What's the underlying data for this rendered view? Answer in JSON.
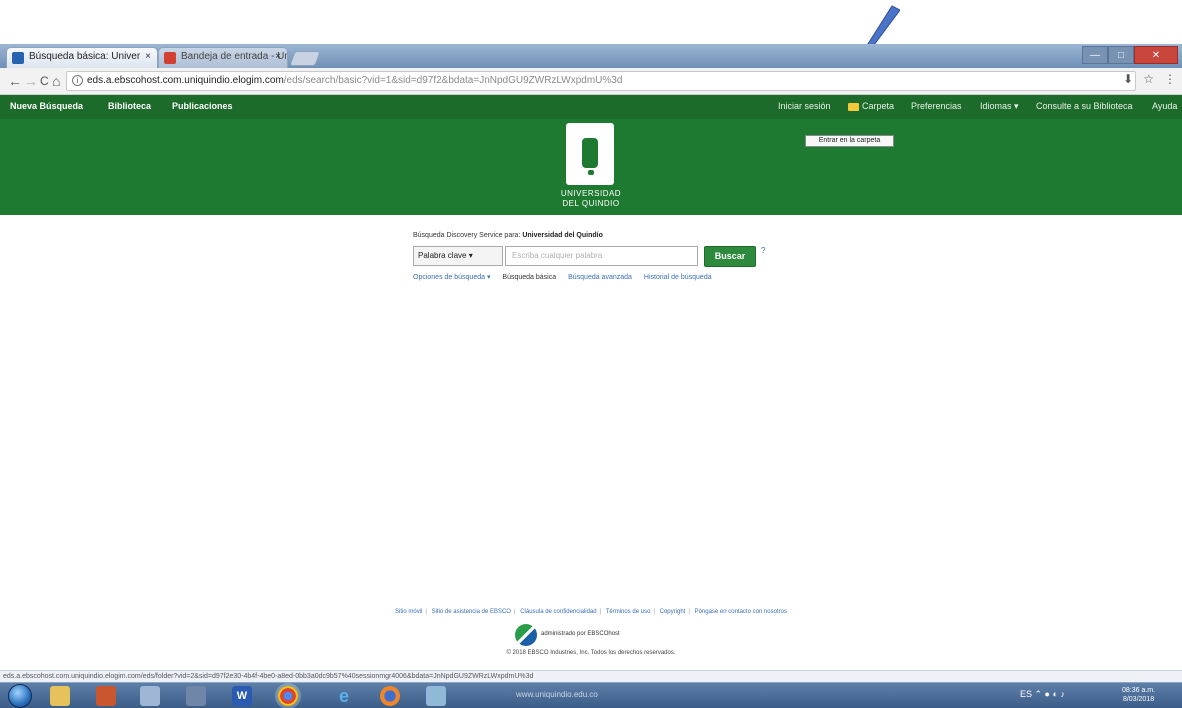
{
  "browser": {
    "tabs": [
      {
        "label": "Búsqueda básica: Univer",
        "close": "×"
      },
      {
        "label": "Bandeja de entrada - Univers",
        "close": "×"
      }
    ],
    "window_controls": {
      "minimize": "—",
      "maximize": "□",
      "close": "✕"
    },
    "nav": {
      "back": "←",
      "forward": "→",
      "reload": "C",
      "home": "⌂"
    },
    "url_host": "eds.a.ebscohost.com.uniquindio.elogim.com",
    "url_path": "/eds/search/basic?vid=1&sid=d97f2&bdata=JnNpdGU9ZWRzLWxpdmU%3d",
    "toolbar_icons": {
      "extension": "⬇",
      "star": "☆",
      "menu": "⋮"
    }
  },
  "ebsco": {
    "nav_left": [
      "Nueva Búsqueda",
      "Biblioteca",
      "Publicaciones"
    ],
    "nav_right": [
      "Iniciar sesión",
      "Carpeta",
      "Preferencias",
      "Idiomas ▾",
      "Consulte a su Biblioteca",
      "Ayuda"
    ],
    "tooltip": "Entrar en la carpeta",
    "logo_line1": "UNIVERSIDAD",
    "logo_line2": "DEL QUINDIO",
    "search_label": "Búsqueda Discovery Service para: ",
    "search_institution": "Universidad del Quindío",
    "field_select": "Palabra clave ▾",
    "search_placeholder": "Escriba cualquier palabra",
    "search_button": "Buscar",
    "help": "?",
    "links": [
      "Opciones de búsqueda ▾",
      "Búsqueda básica",
      "Búsqueda avanzada",
      "Historial de búsqueda"
    ]
  },
  "footer": {
    "links": [
      "Sitio móvil",
      "Sitio de asistencia de EBSCO",
      "Cláusula de confidencialidad",
      "Términos de uso",
      "Copyright",
      "Póngase en contacto con nosotros"
    ],
    "powered": "administrado por EBSCOhost",
    "copyright": "© 2018 EBSCO Industries, Inc. Todos los derechos reservados."
  },
  "statusbar": {
    "text": "eds.a.ebscohost.com.uniquindio.elogim.com/eds/folder?vid=2&sid=d97f2e30-4b4f-4be0-a8ed-0bb3a0dc9b57%40sessionmgr4006&bdata=JnNpdGU9ZWRzLWxpdmU%3d"
  },
  "taskbar": {
    "window_title": "www.uniquindio.edu.co",
    "tray_icons": "ES  ⌃  ●  ◐  ♪",
    "time": "08:36 a.m.",
    "date": "8/03/2018"
  },
  "colors": {
    "ebsco_green": "#1f7a31",
    "ebsco_green_dark": "#1c6b2a",
    "button_green": "#2d8a3d",
    "link_blue": "#3b6fb5",
    "annotation_arrow": "#4a74c9"
  }
}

━━━━━━━━━━━━━━━━

_Instruction_
Extract every line of the data exactly; pictures stay out.

_Answer in full_
What's the underlying data for this rendered view? Answer in JSON.
{
  "browser": {
    "tabs": [
      {
        "label": "Búsqueda básica: Univer",
        "close": "×"
      },
      {
        "label": "Bandeja de entrada - Univers",
        "close": "×"
      }
    ],
    "window_controls": {
      "minimize": "—",
      "maximize": "□",
      "close": "✕"
    },
    "nav": {
      "back": "←",
      "forward": "→",
      "reload": "C",
      "home": "⌂"
    },
    "url_host": "eds.a.ebscohost.com.uniquindio.elogim.com",
    "url_path": "/eds/search/basic?vid=1&sid=d97f2&bdata=JnNpdGU9ZWRzLWxpdmU%3d",
    "toolbar_icons": {
      "extension": "⬇",
      "star": "☆",
      "menu": "⋮"
    }
  },
  "ebsco": {
    "nav_left": [
      "Nueva Búsqueda",
      "Biblioteca",
      "Publicaciones"
    ],
    "nav_right": [
      "Iniciar sesión",
      "Carpeta",
      "Preferencias",
      "Idiomas ▾",
      "Consulte a su Biblioteca",
      "Ayuda"
    ],
    "tooltip": "Entrar en la carpeta",
    "logo_line1": "UNIVERSIDAD",
    "logo_line2": "DEL QUINDIO",
    "search_label": "Búsqueda Discovery Service para: ",
    "search_institution": "Universidad del Quindío",
    "field_select": "Palabra clave ▾",
    "search_placeholder": "Escriba cualquier palabra",
    "search_button": "Buscar",
    "help": "?",
    "links": [
      "Opciones de búsqueda ▾",
      "Búsqueda básica",
      "Búsqueda avanzada",
      "Historial de búsqueda"
    ]
  },
  "footer": {
    "links": [
      "Sitio móvil",
      "Sitio de asistencia de EBSCO",
      "Cláusula de confidencialidad",
      "Términos de uso",
      "Copyright",
      "Póngase en contacto con nosotros"
    ],
    "powered": "administrado por EBSCOhost",
    "copyright": "© 2018 EBSCO Industries, Inc. Todos los derechos reservados."
  },
  "statusbar": {
    "text": "eds.a.ebscohost.com.uniquindio.elogim.com/eds/folder?vid=2&sid=d97f2e30-4b4f-4be0-a8ed-0bb3a0dc9b57%40sessionmgr4006&bdata=JnNpdGU9ZWRzLWxpdmU%3d"
  },
  "taskbar": {
    "window_title": "www.uniquindio.edu.co",
    "tray_icons": "ES  ⌃  ●  ◐  ♪",
    "time": "08:36 a.m.",
    "date": "8/03/2018"
  },
  "colors": {
    "ebsco_green": "#1f7a31",
    "ebsco_green_dark": "#1c6b2a",
    "button_green": "#2d8a3d",
    "link_blue": "#3b6fb5",
    "annotation_arrow": "#4a74c9"
  }
}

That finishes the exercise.